[Objective]:
Wherever the word "values" appears in the entries, copy the whole line.

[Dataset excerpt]
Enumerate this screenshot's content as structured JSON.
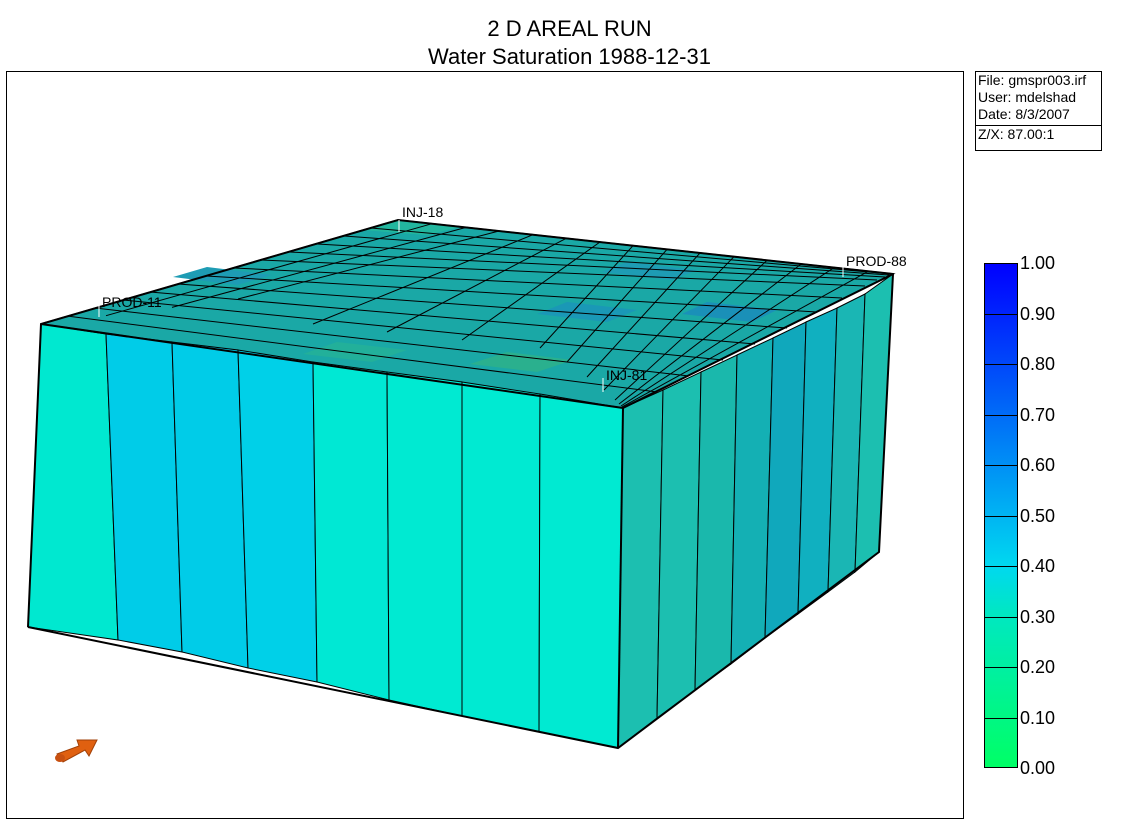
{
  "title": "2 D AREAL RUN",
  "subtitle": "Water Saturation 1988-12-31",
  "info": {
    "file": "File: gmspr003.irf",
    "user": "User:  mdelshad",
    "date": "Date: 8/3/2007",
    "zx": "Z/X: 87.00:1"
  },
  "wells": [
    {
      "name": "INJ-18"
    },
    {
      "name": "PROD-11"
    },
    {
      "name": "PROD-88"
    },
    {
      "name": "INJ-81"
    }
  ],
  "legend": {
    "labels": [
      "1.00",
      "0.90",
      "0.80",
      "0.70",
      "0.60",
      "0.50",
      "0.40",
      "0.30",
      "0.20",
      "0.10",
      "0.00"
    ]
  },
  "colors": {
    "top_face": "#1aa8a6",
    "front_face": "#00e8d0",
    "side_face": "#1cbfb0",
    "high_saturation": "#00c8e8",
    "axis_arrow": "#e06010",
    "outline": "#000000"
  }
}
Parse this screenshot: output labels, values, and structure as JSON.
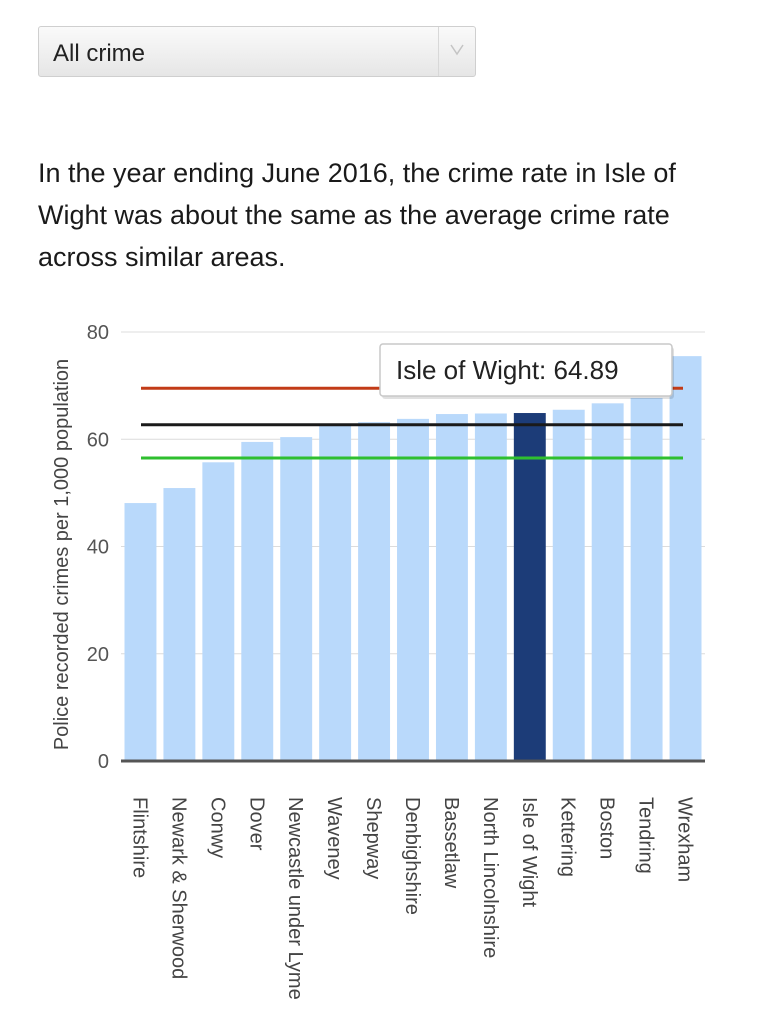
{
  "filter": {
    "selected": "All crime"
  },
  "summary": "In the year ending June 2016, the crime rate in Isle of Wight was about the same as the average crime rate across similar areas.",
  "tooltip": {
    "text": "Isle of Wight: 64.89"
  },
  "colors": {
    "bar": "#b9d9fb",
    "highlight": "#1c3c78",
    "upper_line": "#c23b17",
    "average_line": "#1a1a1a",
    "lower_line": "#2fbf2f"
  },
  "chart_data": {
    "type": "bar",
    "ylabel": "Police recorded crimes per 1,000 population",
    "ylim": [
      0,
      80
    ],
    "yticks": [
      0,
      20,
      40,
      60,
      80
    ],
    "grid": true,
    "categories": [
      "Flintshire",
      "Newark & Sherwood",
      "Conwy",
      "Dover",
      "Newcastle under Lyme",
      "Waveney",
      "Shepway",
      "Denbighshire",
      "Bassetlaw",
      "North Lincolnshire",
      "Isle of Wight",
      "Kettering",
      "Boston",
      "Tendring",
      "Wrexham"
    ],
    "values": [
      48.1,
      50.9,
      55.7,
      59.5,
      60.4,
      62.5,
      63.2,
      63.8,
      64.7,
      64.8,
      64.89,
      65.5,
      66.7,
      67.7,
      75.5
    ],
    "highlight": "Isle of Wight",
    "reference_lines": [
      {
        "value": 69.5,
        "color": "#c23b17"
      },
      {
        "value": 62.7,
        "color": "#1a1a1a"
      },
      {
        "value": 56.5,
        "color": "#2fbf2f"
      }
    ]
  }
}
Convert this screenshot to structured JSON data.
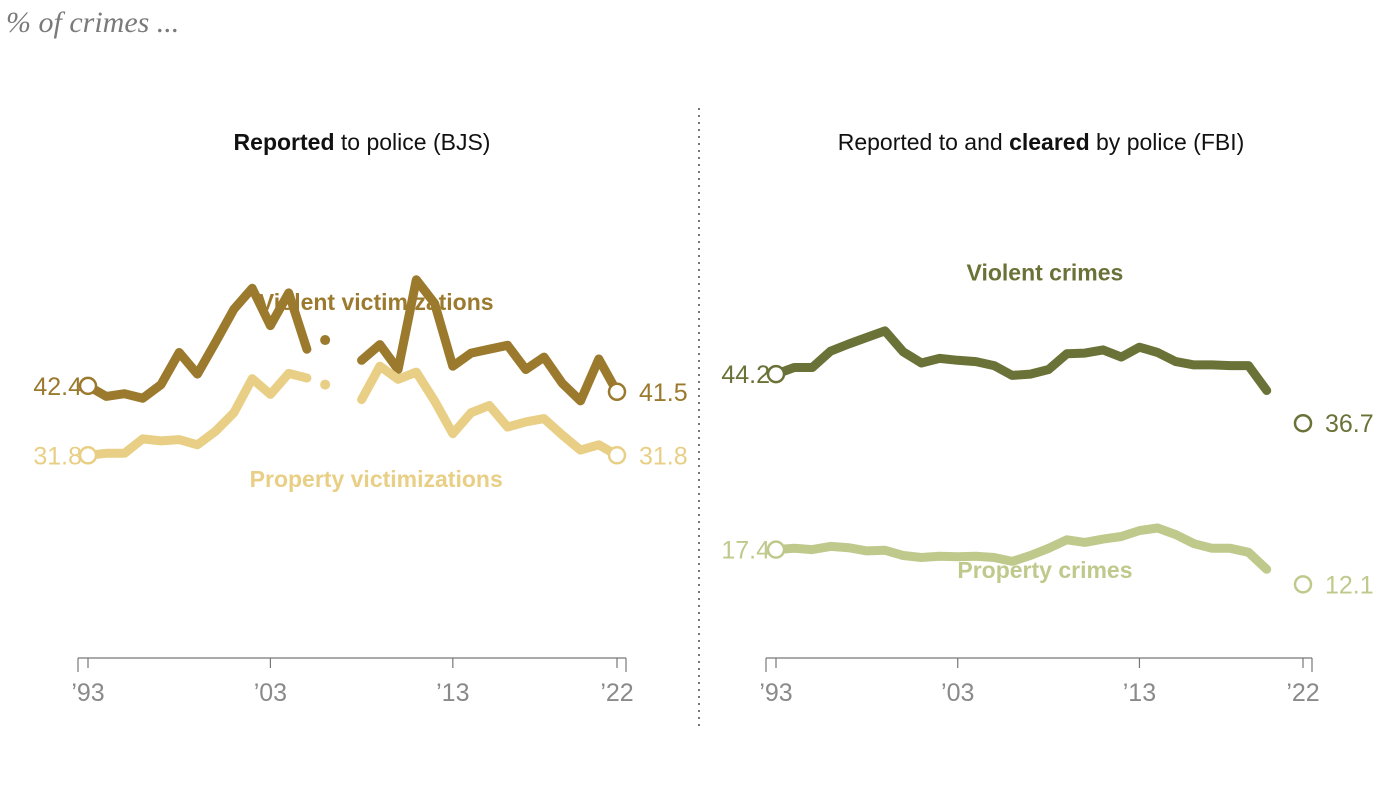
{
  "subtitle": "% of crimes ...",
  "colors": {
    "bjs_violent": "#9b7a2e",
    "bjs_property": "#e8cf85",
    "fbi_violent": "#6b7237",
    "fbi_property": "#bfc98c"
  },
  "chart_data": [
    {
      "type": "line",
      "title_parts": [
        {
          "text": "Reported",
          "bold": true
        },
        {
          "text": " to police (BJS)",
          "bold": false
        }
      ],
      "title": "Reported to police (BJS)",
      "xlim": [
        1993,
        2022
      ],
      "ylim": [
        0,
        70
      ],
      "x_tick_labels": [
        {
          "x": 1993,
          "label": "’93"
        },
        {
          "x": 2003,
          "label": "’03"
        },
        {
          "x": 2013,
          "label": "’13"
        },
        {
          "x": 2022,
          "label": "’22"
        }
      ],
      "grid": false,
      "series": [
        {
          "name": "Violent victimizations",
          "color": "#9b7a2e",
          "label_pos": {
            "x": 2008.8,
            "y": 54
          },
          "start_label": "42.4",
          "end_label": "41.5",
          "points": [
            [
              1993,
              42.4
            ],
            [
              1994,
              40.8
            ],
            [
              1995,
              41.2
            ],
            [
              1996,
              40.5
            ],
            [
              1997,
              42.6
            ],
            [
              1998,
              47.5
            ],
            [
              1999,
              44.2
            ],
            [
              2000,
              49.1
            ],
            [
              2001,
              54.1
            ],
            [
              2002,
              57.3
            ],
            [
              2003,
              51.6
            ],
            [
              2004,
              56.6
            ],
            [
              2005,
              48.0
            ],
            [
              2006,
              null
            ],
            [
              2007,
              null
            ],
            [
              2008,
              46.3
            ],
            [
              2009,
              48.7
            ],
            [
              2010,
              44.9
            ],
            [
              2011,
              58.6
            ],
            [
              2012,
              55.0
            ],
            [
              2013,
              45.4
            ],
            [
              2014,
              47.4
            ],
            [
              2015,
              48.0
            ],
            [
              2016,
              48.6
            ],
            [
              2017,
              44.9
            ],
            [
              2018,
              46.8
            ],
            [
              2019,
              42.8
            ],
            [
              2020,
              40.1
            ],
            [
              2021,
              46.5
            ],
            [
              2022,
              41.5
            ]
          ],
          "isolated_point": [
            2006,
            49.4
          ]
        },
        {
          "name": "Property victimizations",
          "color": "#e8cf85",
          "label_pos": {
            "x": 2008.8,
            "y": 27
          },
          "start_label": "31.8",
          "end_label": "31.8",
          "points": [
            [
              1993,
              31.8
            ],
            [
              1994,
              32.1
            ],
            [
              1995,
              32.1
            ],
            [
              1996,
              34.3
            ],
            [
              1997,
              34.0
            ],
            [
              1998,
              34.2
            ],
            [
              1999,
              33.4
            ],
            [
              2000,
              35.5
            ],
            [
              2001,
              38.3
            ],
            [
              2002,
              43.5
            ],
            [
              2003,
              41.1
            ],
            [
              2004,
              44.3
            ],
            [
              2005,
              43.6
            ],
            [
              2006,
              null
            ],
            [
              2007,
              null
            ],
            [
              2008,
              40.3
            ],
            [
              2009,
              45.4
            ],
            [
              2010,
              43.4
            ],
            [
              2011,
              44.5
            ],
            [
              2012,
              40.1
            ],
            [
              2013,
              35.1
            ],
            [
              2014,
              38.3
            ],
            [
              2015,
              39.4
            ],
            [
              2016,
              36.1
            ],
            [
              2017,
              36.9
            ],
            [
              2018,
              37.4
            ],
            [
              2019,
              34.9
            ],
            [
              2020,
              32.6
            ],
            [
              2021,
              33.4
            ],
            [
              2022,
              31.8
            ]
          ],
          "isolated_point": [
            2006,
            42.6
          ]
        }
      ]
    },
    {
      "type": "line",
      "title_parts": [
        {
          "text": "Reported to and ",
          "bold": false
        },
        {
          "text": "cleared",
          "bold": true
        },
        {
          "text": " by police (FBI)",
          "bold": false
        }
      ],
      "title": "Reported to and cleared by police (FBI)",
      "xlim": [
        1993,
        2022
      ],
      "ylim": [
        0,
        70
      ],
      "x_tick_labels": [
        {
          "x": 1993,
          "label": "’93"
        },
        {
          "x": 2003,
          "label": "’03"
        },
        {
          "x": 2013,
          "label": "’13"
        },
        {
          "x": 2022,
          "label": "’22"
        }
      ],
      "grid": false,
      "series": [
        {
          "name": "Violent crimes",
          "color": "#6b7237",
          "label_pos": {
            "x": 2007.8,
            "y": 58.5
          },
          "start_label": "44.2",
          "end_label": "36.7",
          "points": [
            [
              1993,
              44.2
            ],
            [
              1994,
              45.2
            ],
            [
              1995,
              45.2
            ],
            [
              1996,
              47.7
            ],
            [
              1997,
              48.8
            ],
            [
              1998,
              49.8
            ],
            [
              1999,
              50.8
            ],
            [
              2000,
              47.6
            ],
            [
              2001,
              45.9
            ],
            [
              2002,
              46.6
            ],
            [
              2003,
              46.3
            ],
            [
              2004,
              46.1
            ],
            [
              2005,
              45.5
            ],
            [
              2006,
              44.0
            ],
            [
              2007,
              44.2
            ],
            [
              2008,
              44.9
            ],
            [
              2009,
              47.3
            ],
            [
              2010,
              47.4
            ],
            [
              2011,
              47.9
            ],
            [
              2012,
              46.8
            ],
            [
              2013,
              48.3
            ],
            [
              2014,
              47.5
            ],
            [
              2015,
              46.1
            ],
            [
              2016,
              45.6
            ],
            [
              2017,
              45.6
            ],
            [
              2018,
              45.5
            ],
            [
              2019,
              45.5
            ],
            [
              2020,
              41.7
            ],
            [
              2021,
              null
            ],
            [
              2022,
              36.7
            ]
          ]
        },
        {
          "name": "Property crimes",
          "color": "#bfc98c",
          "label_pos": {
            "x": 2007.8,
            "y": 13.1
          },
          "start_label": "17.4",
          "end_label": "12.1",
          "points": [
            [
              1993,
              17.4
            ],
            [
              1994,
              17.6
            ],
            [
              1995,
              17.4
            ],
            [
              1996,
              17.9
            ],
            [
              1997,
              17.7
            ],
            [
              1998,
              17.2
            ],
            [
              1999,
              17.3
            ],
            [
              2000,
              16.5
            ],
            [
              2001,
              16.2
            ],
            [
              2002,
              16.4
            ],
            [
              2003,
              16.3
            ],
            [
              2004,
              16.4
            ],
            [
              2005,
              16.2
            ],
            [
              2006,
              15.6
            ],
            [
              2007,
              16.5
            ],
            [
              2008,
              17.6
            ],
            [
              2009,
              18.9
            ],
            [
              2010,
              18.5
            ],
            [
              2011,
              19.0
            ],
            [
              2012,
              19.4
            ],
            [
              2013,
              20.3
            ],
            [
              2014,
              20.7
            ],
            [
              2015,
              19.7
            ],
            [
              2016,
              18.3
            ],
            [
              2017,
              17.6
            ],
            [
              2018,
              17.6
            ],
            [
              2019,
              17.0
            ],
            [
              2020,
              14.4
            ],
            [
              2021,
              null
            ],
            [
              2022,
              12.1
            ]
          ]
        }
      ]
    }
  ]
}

[Output below]:
Parse this screenshot: output labels, values, and structure as JSON.
    "values": [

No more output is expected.